*Challenge*:
Restate every line of the material, word for word.

(Data records)

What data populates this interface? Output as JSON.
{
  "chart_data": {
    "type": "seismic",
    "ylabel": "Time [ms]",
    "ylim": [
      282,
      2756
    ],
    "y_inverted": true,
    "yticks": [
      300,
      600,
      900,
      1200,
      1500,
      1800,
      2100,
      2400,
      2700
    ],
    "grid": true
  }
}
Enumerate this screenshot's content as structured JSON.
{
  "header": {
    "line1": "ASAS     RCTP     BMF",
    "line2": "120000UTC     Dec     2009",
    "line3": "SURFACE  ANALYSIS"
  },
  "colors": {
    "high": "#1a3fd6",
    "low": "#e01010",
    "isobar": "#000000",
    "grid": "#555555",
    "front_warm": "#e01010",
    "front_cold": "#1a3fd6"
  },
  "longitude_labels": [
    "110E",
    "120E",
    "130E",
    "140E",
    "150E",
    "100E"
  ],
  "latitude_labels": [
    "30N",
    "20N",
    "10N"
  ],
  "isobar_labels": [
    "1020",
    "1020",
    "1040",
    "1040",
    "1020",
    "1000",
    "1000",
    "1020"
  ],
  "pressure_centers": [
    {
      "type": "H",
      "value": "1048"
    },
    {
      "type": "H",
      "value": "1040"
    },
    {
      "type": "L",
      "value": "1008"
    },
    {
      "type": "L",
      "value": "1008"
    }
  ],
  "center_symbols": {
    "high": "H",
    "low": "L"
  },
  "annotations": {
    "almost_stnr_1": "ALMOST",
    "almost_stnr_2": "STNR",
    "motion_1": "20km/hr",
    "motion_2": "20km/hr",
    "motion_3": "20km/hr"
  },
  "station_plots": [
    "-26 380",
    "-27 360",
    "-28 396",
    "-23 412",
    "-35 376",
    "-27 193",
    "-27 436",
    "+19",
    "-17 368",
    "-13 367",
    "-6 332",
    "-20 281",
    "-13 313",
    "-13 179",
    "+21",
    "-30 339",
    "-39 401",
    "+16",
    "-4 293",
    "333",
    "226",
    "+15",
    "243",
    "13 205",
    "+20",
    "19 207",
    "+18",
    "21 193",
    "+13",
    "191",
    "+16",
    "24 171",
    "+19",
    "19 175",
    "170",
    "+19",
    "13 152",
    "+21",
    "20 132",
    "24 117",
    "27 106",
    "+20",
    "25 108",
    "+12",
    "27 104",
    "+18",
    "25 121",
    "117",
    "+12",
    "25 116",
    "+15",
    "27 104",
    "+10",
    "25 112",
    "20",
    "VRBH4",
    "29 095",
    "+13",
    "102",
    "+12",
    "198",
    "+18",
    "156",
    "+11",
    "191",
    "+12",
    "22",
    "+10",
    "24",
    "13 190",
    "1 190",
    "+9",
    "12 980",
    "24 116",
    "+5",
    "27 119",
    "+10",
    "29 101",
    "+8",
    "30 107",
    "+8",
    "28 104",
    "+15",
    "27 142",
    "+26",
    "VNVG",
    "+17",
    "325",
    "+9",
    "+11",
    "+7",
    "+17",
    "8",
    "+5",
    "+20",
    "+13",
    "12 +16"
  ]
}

*The reply*:
What data populates this interface? Output as JSON.
{
  "chart_data": {
    "type": "seismic",
    "ylabel": "Time [ms]",
    "ylim": [
      282,
      2756
    ],
    "y_inverted": true,
    "yticks": [
      300,
      600,
      900,
      1200,
      1500,
      1800,
      2100,
      2400,
      2700
    ],
    "grid": true
  }
}
Enumerate this screenshot's content as structured JSON.
{
  "header": {
    "line1": "ASAS     RCTP     BMF",
    "line2": "120000UTC     Dec     2009",
    "line3": "SURFACE  ANALYSIS"
  },
  "colors": {
    "high": "#1a3fd6",
    "low": "#e01010",
    "isobar": "#000000",
    "grid": "#555555",
    "front_warm": "#e01010",
    "front_cold": "#1a3fd6"
  },
  "longitude_labels": [
    "110E",
    "120E",
    "130E",
    "140E",
    "150E",
    "100E"
  ],
  "latitude_labels": [
    "30N",
    "20N",
    "10N"
  ],
  "isobar_labels": [
    "1020",
    "1020",
    "1040",
    "1040",
    "1020",
    "1000",
    "1000",
    "1020"
  ],
  "pressure_centers": [
    {
      "type": "H",
      "value": "1048"
    },
    {
      "type": "H",
      "value": "1040"
    },
    {
      "type": "L",
      "value": "1008"
    },
    {
      "type": "L",
      "value": "1008"
    }
  ],
  "center_symbols": {
    "high": "H",
    "low": "L"
  },
  "annotations": {
    "almost_stnr_1": "ALMOST",
    "almost_stnr_2": "STNR",
    "motion_1": "20km/hr",
    "motion_2": "20km/hr",
    "motion_3": "20km/hr"
  },
  "station_plots": [
    "-26 380",
    "-27 360",
    "-28 396",
    "-23 412",
    "-35 376",
    "-27 193",
    "-27 436",
    "+19",
    "-17 368",
    "-13 367",
    "-6 332",
    "-20 281",
    "-13 313",
    "-13 179",
    "+21",
    "-30 339",
    "-39 401",
    "+16",
    "-4 293",
    "333",
    "226",
    "+15",
    "243",
    "13 205",
    "+20",
    "19 207",
    "+18",
    "21 193",
    "+13",
    "191",
    "+16",
    "24 171",
    "+19",
    "19 175",
    "170",
    "+19",
    "13 152",
    "+21",
    "20 132",
    "24 117",
    "27 106",
    "+20",
    "25 108",
    "+12",
    "27 104",
    "+18",
    "25 121",
    "117",
    "+12",
    "25 116",
    "+15",
    "27 104",
    "+10",
    "25 112",
    "20",
    "VRBH4",
    "29 095",
    "+13",
    "102",
    "+12",
    "198",
    "+18",
    "156",
    "+11",
    "191",
    "+12",
    "22",
    "+10",
    "24",
    "13 190",
    "1 190",
    "+9",
    "12 980",
    "24 116",
    "+5",
    "27 119",
    "+10",
    "29 101",
    "+8",
    "30 107",
    "+8",
    "28 104",
    "+15",
    "27 142",
    "+26",
    "VNVG",
    "+17",
    "325",
    "+9",
    "+11",
    "+7",
    "+17",
    "8",
    "+5",
    "+20",
    "+13",
    "12 +16"
  ]
}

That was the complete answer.